-- begin Information given --

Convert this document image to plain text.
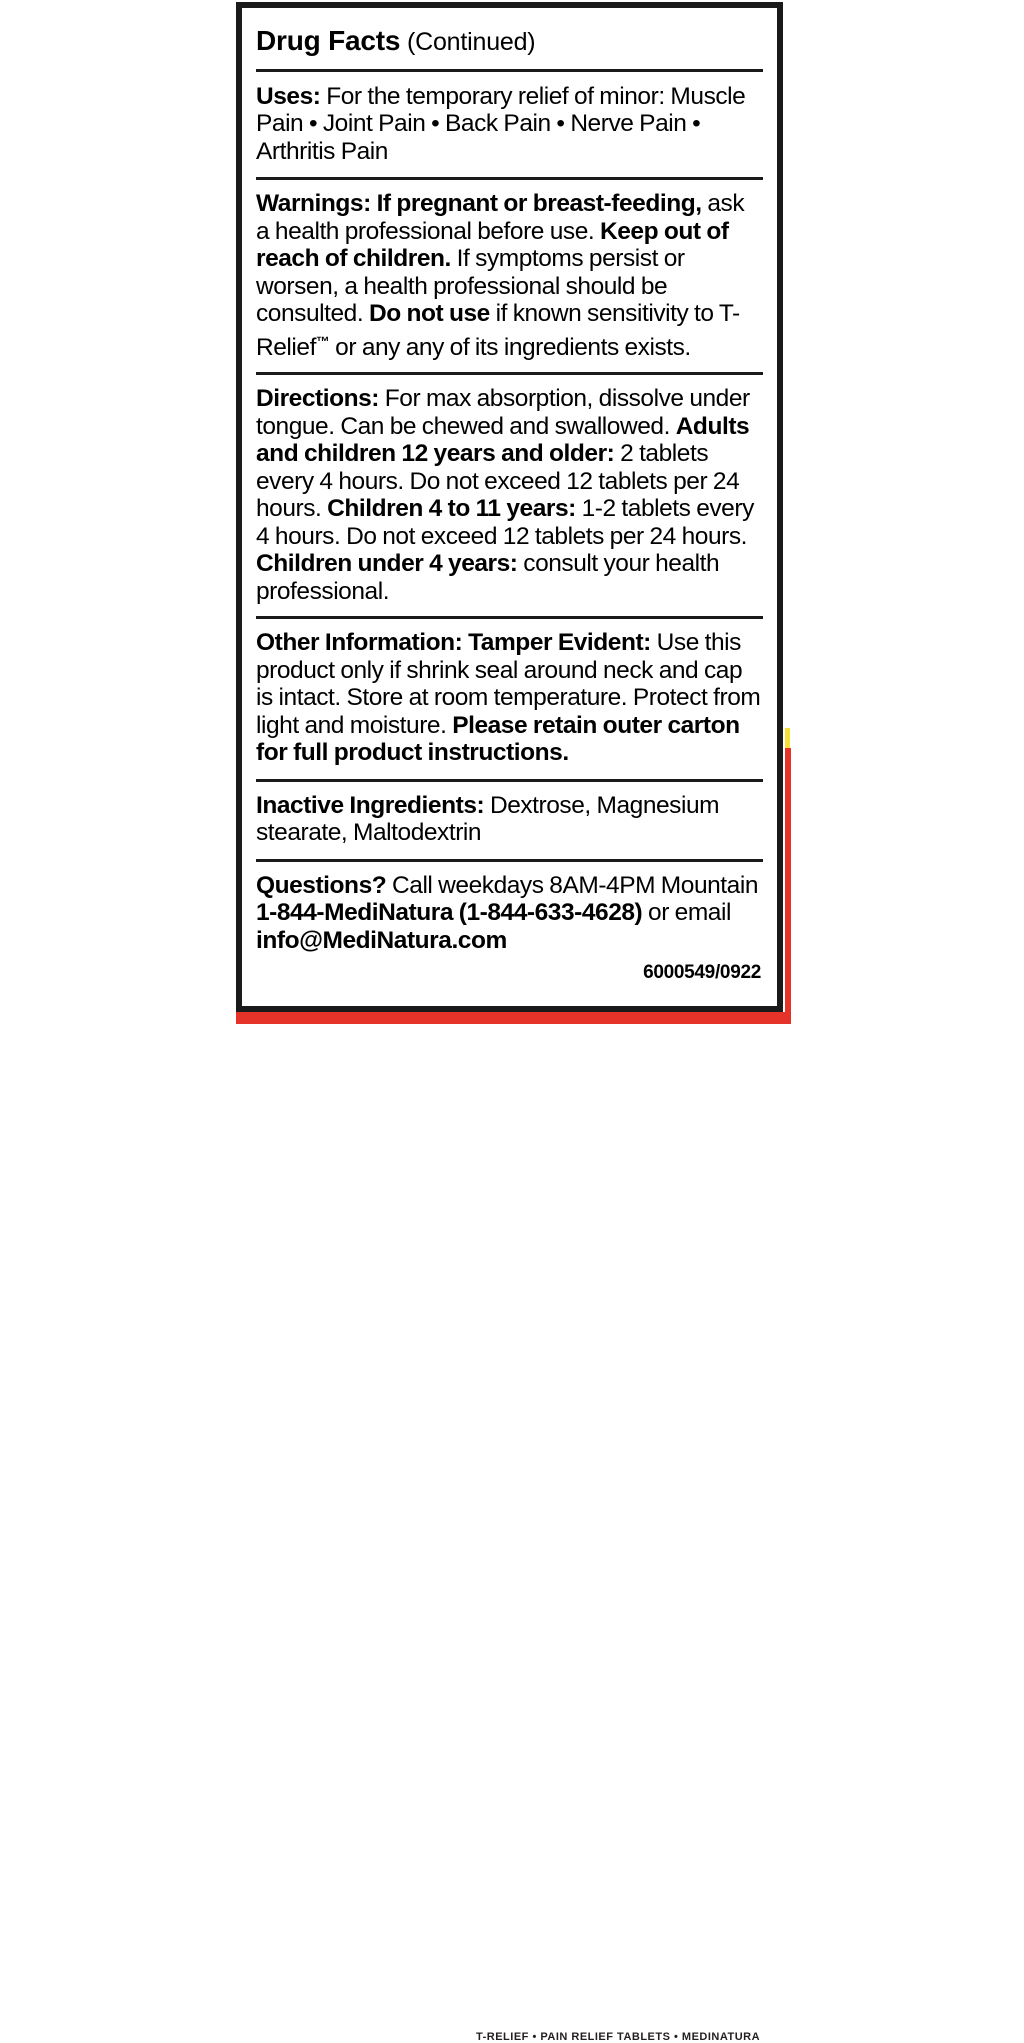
T-RELIEF • PAIN RELIEF TABLETS • MEDINATURA
Drug Facts (Continued)
Uses: For the temporary relief of minor: Muscle Pain • Joint Pain • Back Pain • Nerve Pain • Arthritis Pain
Warnings: If pregnant or breast-feeding, ask a health professional before use. Keep out of reach of children. If symptoms persist or worsen, a health professional should be consulted. Do not use if known sensitivity to T-Relief™ or any any of its ingredients exists.
Directions: For max absorption, dissolve under tongue. Can be chewed and swallowed. Adults and children 12 years and older: 2 tablets every 4 hours. Do not exceed 12 tablets per 24 hours. Children 4 to 11 years: 1-2 tablets every 4 hours. Do not exceed 12 tablets per 24 hours. Children under 4 years: consult your health professional.
Other Information: Tamper Evident: Use this product only if shrink seal around neck and cap is intact. Store at room temperature. Protect from light and moisture. Please retain outer carton for full product instructions.
Inactive Ingredients: Dextrose, Magnesium stearate, Maltodextrin
Questions? Call weekdays 8AM-4PM Mountain 1-844-MediNatura (1-844-633-4628) or email info@MediNatura.com
6000549/0922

-- end Information given --

Identify the lines that contain the string "this", and copy every one of them.

Convert this document image to plain text.
Other Information: Tamper Evident: Use this product only if shrink seal around neck and cap is intact. Store at room temperature. Protect from light and moisture. Please retain outer carton for full product instructions.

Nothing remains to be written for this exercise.